Requirement - The listing below should be copied in full, word for word.

* START Data for processing *

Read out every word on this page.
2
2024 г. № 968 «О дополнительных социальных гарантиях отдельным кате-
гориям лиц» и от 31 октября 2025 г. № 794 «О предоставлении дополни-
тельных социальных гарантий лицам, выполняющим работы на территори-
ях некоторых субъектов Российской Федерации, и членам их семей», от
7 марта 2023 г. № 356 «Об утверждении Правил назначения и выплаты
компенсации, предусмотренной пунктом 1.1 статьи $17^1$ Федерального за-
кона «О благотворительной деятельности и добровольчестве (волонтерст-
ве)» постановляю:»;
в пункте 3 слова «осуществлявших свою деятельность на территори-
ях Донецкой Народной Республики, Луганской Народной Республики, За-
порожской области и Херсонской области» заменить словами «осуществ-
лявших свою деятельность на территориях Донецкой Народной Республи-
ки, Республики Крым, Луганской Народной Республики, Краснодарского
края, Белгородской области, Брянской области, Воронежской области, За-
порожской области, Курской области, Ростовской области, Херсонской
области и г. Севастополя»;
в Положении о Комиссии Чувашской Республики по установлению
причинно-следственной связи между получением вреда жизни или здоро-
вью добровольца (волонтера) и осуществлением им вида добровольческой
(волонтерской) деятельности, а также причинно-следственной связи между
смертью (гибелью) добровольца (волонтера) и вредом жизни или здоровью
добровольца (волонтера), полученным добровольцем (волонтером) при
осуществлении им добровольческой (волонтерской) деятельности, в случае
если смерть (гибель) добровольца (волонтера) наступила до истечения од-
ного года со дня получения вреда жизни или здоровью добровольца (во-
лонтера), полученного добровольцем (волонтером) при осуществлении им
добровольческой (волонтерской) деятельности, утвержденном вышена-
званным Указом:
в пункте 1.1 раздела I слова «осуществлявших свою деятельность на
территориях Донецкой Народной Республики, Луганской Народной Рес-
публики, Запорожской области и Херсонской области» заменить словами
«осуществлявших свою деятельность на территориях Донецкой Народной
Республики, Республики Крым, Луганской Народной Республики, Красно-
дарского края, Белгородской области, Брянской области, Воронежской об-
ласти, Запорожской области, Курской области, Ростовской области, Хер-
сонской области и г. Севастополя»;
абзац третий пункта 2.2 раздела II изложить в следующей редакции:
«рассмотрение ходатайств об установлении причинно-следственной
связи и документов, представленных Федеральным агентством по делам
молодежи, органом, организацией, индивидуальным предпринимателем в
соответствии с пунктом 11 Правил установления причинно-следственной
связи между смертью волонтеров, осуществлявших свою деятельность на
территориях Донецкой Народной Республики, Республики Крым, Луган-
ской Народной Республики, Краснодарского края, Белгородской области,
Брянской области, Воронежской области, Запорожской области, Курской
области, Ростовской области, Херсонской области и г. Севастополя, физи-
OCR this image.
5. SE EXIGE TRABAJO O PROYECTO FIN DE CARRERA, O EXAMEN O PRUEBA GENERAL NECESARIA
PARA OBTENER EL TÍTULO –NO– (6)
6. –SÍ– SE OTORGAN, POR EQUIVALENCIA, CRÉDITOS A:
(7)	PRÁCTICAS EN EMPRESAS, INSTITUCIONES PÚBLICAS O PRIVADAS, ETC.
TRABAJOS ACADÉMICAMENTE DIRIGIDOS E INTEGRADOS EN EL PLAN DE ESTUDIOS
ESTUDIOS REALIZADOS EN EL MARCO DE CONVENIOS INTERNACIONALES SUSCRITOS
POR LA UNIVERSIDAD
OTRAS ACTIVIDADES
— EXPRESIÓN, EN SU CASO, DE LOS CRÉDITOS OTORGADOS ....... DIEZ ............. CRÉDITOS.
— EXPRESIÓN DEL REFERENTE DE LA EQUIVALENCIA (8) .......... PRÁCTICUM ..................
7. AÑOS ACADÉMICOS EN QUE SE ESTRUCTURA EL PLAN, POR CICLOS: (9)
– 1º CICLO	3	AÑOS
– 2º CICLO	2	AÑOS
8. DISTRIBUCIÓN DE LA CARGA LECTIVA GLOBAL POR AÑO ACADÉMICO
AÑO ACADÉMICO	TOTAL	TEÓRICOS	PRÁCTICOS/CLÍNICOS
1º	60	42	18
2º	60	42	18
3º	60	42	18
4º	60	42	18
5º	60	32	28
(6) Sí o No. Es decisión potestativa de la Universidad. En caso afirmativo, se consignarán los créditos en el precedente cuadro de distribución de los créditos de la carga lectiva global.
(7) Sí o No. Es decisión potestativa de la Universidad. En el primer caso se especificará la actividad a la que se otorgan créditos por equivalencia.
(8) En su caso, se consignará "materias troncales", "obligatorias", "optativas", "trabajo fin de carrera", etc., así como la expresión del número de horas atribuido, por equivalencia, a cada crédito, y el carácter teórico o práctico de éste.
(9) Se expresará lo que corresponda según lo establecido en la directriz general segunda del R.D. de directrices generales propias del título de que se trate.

* END Data for processing *

Response -
Read out every word on this page.
2
2024 г. № 968 «О дополнительных социальных гарантиях отдельным кате-
гориям лиц» и от 31 октября 2025 г. № 794 «О предоставлении дополни-
тельных социальных гарантий лицам, выполняющим работы на территори-
ях некоторых субъектов Российской Федерации, и членам их семей», от
7 марта 2023 г. № 356 «Об утверждении Правил назначения и выплаты
компенсации, предусмотренной пунктом 1.1 статьи $17^1$ Федерального за-
кона «О благотворительной деятельности и добровольчестве (волонтерст-
ве)» постановляю:»;
в пункте 3 слова «осуществлявших свою деятельность на территори-
ях Донецкой Народной Республики, Луганской Народной Республики, За-
порожской области и Херсонской области» заменить словами «осуществ-
лявших свою деятельность на территориях Донецкой Народной Республи-
ки, Республики Крым, Луганской Народной Республики, Краснодарского
края, Белгородской области, Брянской области, Воронежской области, За-
порожской области, Курской области, Ростовской области, Херсонской
области и г. Севастополя»;
в Положении о Комиссии Чувашской Республики по установлению
причинно-следственной связи между получением вреда жизни или здоро-
вью добровольца (волонтера) и осуществлением им вида добровольческой
(волонтерской) деятельности, а также причинно-следственной связи между
смертью (гибелью) добровольца (волонтера) и вредом жизни или здоровью
добровольца (волонтера), полученным добровольцем (волонтером) при
осуществлении им добровольческой (волонтерской) деятельности, в случае
если смерть (гибель) добровольца (волонтера) наступила до истечения од-
ного года со дня получения вреда жизни или здоровью добровольца (во-
лонтера), полученного добровольцем (волонтером) при осуществлении им
добровольческой (волонтерской) деятельности, утвержденном вышена-
званным Указом:
в пункте 1.1 раздела I слова «осуществлявших свою деятельность на
территориях Донецкой Народной Республики, Луганской Народной Рес-
публики, Запорожской области и Херсонской области» заменить словами
«осуществлявших свою деятельность на территориях Донецкой Народной
Республики, Республики Крым, Луганской Народной Республики, Красно-
дарского края, Белгородской области, Брянской области, Воронежской об-
ласти, Запорожской области, Курской области, Ростовской области, Хер-
сонской области и г. Севастополя»;
абзац третий пункта 2.2 раздела II изложить в следующей редакции:
«рассмотрение ходатайств об установлении причинно-следственной
связи и документов, представленных Федеральным агентством по делам
молодежи, органом, организацией, индивидуальным предпринимателем в
соответствии с пунктом 11 Правил установления причинно-следственной
связи между смертью волонтеров, осуществлявших свою деятельность на
территориях Донецкой Народной Республики, Республики Крым, Луган-
ской Народной Республики, Краснодарского края, Белгородской области,
Брянской области, Воронежской области, Запорожской области, Курской
области, Ростовской области, Херсонской области и г. Севастополя, физи-
OCR this image.
5. SE EXIGE TRABAJO O PROYECTO FIN DE CARRERA, O EXAMEN O PRUEBA GENERAL NECESARIA
PARA OBTENER EL TÍTULO –NO– (6)
6. –SÍ– SE OTORGAN, POR EQUIVALENCIA, CRÉDITOS A:
(7)	PRÁCTICAS EN EMPRESAS, INSTITUCIONES PÚBLICAS O PRIVADAS, ETC.
TRABAJOS ACADÉMICAMENTE DIRIGIDOS E INTEGRADOS EN EL PLAN DE ESTUDIOS
ESTUDIOS REALIZADOS EN EL MARCO DE CONVENIOS INTERNACIONALES SUSCRITOS
POR LA UNIVERSIDAD
OTRAS ACTIVIDADES
— EXPRESIÓN, EN SU CASO, DE LOS CRÉDITOS OTORGADOS ....... DIEZ ............. CRÉDITOS.
— EXPRESIÓN DEL REFERENTE DE LA EQUIVALENCIA (8) .......... PRÁCTICUM ..................
7. AÑOS ACADÉMICOS EN QUE SE ESTRUCTURA EL PLAN, POR CICLOS: (9)
– 1º CICLO	3	AÑOS
– 2º CICLO	2	AÑOS
8. DISTRIBUCIÓN DE LA CARGA LECTIVA GLOBAL POR AÑO ACADÉMICO
AÑO ACADÉMICO	TOTAL	TEÓRICOS	PRÁCTICOS/CLÍNICOS
1º	60	42	18
2º	60	42	18
3º	60	42	18
4º	60	42	18
5º	60	32	28
(6) Sí o No. Es decisión potestativa de la Universidad. En caso afirmativo, se consignarán los créditos en el precedente cuadro de distribución de los créditos de la carga lectiva global.
(7) Sí o No. Es decisión potestativa de la Universidad. En el primer caso se especificará la actividad a la que se otorgan créditos por equivalencia.
(8) En su caso, se consignará "materias troncales", "obligatorias", "optativas", "trabajo fin de carrera", etc., así como la expresión del número de horas atribuido, por equivalencia, a cada crédito, y el carácter teórico o práctico de éste.
(9) Se expresará lo que corresponda según lo establecido en la directriz general segunda del R.D. de directrices generales propias del título de que se trate.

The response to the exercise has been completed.